» **Passage to read**
# how much income does one really need?



## ofilha

I am trying to figure out how much income i need to live in Portugal. I will be retiring in a year or two. I will be getting roughly $2500 to $3000 a month and at today's rate of $1.5 per euro i am looking at 16666 euros to 2000 euros. Is that enough to live in Portugal in city such as Lisbon?
Thank you all.
Joao


----------



## omostra06

Yes, it should be enough to live on, if you careful with it.


----------



## Diane1

*how much money*

You should be alright with that, if you buying a house to


----------



## pepps

So what do you think is a good wage to earn in Portugal to have a good living ?


----------



## MrBife

pepps said:


> So what do you think is a good wage to earn in Portugal to have a good living ?


Depends entirely on your definition of what constitutes a 'good living'. Many Portuguese families get by on 500 euros a month. Not much fun to be had trying to do that I would think.

At the other end of the scale, mooring fees are at international levels, aviation fuel is much the same as in Monte Carlo and wine, women and song will always absorb a lot of funds. 

Portugal has not been 'cheap' for a long time and if your main income is in UK£'s then it got a lot more expensive over the last 9 months.

Renting the kind if house I would want live in for example would cost at least 1000 euros a month on its own - if you plan to buy one and are not factoring that cost into your monthly outgoings then things will be cheaper.

Likewise running a car, eating out, insurance and health care etc etc All of them of benefit but optional extras.

There is no answer to your question in its current form - it's too general


----------



## John999

*how much money to l...*

Buy a house to suit your needs; think about your quality instead of trying to impress your neighbor. You will be fine with that. More than 50 % of the expats can´t afford to spend more than that. Unless you have to pay for flight tickets, for your family to come and visit you, go back every 6/8 weeks to sign on the sick or dowel or you have to pay for a marina mooring boat seat, expensive fees at your local golf country club, you will be just fine. The majority of the real good restaurants in Lisbon, you can get a complete meal, (Portuguese wine included), for around 10 Euros. Pubs and bars are half price of the Algarve and public transports are great. Unless you are to posh for that
John999


----------



## Mr.Blueskies

My main reason for coming to live here, was because I felt that if I availed of a voluntary redundancy/early retirement package on offer (for a limited
period) at work and next also sold my Irish house, by basically cashing in my chips there and coming here with the proceeds, that I could do so much better here.

I was getting nowhere in Ireland, everything was mapped out for me there and nothing was ever going to change or get better for me or my family.
So I have purchased a new house and car (nothing flash or aimed to impress) and
just basically as a means to reduce my outgoings to a minimum. I have also taken my daughter out of the international school (once we decided to stay) and
she now happily goes to the local portuguese school, which is another big saving.

So basically with a new house and car under my backside and being now
100% debt free with a modest weekly pension and some savings "this is as good as it gets for guys like me, in my opinion !


----------

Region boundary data

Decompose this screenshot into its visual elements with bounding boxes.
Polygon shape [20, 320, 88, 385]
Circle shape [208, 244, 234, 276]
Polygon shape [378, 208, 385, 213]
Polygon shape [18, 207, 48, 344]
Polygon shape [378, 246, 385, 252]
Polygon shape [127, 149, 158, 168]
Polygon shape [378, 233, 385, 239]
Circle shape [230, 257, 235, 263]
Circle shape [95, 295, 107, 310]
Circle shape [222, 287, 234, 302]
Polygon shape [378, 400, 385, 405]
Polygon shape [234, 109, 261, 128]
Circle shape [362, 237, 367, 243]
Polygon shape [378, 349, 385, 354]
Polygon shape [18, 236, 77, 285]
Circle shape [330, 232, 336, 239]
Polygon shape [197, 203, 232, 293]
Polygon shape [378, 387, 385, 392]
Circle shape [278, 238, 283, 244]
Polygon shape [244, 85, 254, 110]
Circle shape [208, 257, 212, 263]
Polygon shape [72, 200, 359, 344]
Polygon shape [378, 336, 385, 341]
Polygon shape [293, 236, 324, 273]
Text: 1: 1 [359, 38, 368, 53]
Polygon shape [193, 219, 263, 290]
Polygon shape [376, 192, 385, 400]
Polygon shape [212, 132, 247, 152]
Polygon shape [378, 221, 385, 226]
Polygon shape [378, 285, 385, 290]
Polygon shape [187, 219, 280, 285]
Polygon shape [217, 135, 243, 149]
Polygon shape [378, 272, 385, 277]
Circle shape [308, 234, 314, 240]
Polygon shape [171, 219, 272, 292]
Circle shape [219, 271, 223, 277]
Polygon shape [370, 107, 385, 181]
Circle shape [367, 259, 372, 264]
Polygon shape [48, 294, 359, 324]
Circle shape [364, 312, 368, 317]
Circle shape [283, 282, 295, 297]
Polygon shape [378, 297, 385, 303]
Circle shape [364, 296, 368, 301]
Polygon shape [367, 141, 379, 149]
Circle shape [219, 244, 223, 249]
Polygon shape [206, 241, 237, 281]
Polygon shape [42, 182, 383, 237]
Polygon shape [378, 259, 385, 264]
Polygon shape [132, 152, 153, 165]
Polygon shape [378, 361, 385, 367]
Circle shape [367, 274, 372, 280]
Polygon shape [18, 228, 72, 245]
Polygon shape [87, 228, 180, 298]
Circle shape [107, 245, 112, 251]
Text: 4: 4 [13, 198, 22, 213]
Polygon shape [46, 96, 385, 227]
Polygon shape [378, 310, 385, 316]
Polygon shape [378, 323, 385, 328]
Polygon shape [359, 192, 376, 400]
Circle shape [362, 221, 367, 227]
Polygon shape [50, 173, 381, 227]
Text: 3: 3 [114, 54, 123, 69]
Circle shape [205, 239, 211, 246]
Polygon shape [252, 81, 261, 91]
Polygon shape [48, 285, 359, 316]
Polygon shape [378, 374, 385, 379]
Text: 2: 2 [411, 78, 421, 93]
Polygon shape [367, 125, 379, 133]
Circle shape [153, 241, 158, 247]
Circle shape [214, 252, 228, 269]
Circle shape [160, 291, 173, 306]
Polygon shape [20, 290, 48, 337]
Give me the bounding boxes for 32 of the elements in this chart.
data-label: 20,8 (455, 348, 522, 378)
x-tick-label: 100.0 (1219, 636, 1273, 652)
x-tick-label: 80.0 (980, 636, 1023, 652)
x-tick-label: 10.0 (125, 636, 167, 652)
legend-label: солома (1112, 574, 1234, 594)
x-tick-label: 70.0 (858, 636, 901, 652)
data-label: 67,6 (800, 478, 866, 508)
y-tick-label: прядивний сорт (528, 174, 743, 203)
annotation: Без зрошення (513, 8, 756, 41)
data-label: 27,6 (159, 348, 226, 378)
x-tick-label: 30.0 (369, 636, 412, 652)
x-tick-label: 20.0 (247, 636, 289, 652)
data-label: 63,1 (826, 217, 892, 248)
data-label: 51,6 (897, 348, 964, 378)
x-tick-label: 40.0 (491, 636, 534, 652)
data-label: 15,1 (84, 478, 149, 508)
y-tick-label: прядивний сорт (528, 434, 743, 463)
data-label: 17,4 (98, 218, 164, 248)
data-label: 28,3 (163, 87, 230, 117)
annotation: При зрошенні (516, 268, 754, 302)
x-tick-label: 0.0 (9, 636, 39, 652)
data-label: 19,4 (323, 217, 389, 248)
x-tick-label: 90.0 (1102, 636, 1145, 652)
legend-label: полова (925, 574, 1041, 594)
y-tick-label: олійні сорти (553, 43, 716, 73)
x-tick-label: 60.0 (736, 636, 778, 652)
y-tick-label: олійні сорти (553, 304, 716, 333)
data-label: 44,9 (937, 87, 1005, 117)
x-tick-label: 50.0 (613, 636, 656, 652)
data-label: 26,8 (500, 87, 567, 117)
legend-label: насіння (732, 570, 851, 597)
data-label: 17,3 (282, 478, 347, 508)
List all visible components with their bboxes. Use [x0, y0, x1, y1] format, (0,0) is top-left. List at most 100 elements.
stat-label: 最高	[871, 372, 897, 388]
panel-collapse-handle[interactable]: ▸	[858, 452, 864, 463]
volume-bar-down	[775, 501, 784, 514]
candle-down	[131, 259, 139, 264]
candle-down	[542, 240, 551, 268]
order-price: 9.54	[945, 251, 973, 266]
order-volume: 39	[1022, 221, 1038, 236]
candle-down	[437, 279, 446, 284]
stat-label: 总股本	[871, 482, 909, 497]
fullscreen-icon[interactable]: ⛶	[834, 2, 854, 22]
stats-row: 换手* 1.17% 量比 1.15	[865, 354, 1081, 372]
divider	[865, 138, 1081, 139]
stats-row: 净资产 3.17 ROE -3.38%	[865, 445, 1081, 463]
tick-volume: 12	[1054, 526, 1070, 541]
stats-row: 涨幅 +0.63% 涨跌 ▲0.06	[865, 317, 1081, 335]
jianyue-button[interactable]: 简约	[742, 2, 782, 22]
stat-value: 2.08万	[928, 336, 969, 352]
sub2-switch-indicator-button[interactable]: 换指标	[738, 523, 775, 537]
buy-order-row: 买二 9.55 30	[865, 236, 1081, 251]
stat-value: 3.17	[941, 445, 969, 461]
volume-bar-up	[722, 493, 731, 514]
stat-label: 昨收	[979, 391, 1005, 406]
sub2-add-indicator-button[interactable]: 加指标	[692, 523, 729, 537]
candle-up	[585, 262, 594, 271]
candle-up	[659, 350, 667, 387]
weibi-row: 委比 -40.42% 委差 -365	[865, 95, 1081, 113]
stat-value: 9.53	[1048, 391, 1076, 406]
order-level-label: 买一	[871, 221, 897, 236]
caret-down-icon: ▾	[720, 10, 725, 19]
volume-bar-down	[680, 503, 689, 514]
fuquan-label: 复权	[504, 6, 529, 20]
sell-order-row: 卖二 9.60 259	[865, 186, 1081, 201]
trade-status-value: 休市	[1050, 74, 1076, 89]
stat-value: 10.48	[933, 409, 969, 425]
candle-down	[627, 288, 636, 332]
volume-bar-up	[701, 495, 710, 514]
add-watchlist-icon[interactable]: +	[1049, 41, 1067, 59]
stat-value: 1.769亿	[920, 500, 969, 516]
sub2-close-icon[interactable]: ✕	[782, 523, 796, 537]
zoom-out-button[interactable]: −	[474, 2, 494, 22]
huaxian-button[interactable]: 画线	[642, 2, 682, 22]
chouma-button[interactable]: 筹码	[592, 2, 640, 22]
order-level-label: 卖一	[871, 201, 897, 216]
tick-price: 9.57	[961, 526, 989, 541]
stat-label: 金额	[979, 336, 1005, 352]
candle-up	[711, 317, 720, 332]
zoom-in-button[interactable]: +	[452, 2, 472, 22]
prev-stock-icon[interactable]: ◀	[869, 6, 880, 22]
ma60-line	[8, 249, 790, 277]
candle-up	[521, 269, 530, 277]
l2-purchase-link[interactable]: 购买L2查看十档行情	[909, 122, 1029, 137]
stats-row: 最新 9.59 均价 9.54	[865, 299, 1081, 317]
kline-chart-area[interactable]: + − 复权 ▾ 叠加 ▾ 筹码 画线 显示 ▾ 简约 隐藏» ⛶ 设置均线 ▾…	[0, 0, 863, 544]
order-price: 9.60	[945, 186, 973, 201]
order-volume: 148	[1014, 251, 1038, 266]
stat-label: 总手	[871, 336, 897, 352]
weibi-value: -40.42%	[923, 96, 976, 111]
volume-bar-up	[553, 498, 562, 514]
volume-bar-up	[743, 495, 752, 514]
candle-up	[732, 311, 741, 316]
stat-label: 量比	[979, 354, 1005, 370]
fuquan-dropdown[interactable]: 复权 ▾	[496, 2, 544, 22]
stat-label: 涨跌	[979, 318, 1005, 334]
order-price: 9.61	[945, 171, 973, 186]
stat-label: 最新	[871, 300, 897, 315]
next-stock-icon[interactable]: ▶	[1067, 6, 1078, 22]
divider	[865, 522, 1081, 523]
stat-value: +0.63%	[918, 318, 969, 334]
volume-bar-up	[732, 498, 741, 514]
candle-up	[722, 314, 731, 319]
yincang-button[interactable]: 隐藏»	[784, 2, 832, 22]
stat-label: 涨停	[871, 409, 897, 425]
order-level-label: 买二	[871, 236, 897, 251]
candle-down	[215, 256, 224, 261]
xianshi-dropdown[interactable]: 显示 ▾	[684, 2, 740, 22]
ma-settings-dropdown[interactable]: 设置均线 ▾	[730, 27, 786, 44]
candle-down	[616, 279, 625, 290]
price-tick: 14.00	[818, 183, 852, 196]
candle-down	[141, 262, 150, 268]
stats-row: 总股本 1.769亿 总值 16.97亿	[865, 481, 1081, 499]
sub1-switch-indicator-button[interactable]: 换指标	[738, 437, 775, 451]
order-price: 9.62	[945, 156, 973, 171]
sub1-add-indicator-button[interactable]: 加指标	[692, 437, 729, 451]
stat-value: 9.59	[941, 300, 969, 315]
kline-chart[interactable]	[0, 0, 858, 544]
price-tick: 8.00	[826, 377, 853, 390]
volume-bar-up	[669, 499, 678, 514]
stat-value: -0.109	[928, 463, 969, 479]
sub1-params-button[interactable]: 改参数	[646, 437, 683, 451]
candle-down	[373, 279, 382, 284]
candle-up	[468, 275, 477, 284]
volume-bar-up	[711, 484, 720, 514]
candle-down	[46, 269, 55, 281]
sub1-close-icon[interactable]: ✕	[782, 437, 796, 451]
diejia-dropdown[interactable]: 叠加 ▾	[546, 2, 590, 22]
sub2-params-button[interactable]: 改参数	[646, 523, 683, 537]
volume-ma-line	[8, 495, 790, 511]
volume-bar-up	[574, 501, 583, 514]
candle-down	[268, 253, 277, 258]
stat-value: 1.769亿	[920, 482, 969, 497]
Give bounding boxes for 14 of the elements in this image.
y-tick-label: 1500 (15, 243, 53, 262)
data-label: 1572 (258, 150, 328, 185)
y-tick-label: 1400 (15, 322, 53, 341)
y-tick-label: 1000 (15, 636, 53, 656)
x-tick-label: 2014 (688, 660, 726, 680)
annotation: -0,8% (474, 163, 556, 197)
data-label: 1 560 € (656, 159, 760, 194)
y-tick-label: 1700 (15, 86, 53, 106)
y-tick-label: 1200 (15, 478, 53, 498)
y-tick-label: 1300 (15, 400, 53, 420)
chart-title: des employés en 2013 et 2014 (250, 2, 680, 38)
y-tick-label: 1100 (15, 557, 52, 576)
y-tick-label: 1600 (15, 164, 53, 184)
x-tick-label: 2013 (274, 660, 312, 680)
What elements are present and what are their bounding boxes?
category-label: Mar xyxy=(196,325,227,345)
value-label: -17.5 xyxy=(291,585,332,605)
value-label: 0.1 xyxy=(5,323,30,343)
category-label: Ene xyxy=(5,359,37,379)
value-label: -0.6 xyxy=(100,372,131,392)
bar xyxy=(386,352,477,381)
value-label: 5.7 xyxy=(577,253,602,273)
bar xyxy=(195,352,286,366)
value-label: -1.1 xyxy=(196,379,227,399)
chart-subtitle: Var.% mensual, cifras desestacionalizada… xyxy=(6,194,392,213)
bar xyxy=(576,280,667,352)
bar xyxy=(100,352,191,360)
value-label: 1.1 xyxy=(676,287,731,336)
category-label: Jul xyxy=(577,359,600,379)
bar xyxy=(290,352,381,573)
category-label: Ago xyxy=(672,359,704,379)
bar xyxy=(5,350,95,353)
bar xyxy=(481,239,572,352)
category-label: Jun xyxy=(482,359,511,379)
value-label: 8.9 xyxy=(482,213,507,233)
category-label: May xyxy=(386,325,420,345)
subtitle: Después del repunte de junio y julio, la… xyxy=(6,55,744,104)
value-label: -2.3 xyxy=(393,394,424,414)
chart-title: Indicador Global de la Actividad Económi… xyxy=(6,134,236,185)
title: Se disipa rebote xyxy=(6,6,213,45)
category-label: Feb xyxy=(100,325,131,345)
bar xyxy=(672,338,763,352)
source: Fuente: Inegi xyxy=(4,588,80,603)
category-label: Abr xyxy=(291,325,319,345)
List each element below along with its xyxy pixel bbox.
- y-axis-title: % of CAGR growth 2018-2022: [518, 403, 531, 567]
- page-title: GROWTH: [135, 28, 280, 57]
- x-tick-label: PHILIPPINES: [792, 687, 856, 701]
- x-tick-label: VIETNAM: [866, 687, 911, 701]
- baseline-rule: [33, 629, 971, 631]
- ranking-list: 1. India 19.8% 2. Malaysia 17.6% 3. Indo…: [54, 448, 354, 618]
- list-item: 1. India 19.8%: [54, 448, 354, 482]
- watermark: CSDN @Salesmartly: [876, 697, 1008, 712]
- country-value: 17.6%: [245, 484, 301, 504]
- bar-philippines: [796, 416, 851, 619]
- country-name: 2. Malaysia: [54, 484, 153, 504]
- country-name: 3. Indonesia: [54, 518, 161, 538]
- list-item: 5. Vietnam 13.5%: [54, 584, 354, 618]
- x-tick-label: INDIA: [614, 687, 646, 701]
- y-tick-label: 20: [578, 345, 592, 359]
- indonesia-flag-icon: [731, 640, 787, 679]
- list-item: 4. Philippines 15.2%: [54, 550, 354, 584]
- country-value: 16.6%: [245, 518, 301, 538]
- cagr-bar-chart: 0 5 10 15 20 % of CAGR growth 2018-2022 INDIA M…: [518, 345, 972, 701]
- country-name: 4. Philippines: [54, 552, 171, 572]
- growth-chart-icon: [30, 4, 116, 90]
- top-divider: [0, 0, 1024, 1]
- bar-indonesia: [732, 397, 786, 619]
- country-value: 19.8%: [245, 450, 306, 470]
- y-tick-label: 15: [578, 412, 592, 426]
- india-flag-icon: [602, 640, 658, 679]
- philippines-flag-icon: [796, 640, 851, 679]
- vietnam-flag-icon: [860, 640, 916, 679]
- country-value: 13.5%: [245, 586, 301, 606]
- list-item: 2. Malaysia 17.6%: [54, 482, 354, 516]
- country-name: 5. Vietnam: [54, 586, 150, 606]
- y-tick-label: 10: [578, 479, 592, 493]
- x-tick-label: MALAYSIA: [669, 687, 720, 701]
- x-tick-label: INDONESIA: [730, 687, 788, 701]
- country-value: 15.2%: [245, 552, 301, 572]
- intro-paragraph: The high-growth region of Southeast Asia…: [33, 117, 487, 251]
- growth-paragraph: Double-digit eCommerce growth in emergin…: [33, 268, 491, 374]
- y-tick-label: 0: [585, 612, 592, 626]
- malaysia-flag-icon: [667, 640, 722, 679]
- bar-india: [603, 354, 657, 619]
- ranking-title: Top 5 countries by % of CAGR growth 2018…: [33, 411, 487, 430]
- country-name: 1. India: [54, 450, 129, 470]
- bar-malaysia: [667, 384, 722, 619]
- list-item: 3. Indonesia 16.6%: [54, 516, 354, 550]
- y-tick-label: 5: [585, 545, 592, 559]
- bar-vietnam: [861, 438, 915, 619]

» **To be done**
**A)** Do these statements agree with the thread about retirement income in Portugal? Answer yes or no for each, and quote the thread's deciding words exactly.
(i) MrBife says many Portuguese families get by on 500 euros a month.
(ii) John999 says pubs and bars in Lisbon cost more than in the Algarve.
(iii) Mr.Blueskies has moved his daughter into an international school.
**B)** Lay out everything in the listing from its first line down to the line containing "Polygon shape [370, 107, 385, 181]", both included, as a JSON list of strings with one string per line and blank lines left out. Give only those lines.

» **Solved tasks**
**A)**
(i) Yes: "Many Portuguese families get by on 500 euros a month."
(ii) No: "Pubs and bars are half price of the Algarve"
(iii) No: "I have also taken my daughter out of the international school"

**B)**
[
  "Decompose this screenshot into its visual elements with bounding boxes.",
  "Polygon shape [20, 320, 88, 385]",
  "Circle shape [208, 244, 234, 276]",
  "Polygon shape [378, 208, 385, 213]",
  "Polygon shape [18, 207, 48, 344]",
  "Polygon shape [378, 246, 385, 252]",
  "Polygon shape [127, 149, 158, 168]",
  "Polygon shape [378, 233, 385, 239]",
  "Circle shape [230, 257, 235, 263]",
  "Circle shape [95, 295, 107, 310]",
  "Circle shape [222, 287, 234, 302]",
  "Polygon shape [378, 400, 385, 405]",
  "Polygon shape [234, 109, 261, 128]",
  "Circle shape [362, 237, 367, 243]",
  "Polygon shape [378, 349, 385, 354]",
  "Polygon shape [18, 236, 77, 285]",
  "Circle shape [330, 232, 336, 239]",
  "Polygon shape [197, 203, 232, 293]",
  "Polygon shape [378, 387, 385, 392]",
  "Circle shape [278, 238, 283, 244]",
  "Polygon shape [244, 85, 254, 110]",
  "Circle shape [208, 257, 212, 263]",
  "Polygon shape [72, 200, 359, 344]",
  "Polygon shape [378, 336, 385, 341]",
  "Polygon shape [293, 236, 324, 273]",
  "Text: 1: 1 [359, 38, 368, 53]",
  "Polygon shape [193, 219, 263, 290]",
  "Polygon shape [376, 192, 385, 400]",
  "Polygon shape [212, 132, 247, 152]",
  "Polygon shape [378, 221, 385, 226]",
  "Polygon shape [378, 285, 385, 290]",
  "Polygon shape [187, 219, 280, 285]",
  "Polygon shape [217, 135, 243, 149]",
  "Polygon shape [378, 272, 385, 277]",
  "Circle shape [308, 234, 314, 240]",
  "Polygon shape [171, 219, 272, 292]",
  "Circle shape [219, 271, 223, 277]",
  "Polygon shape [370, 107, 385, 181]"
]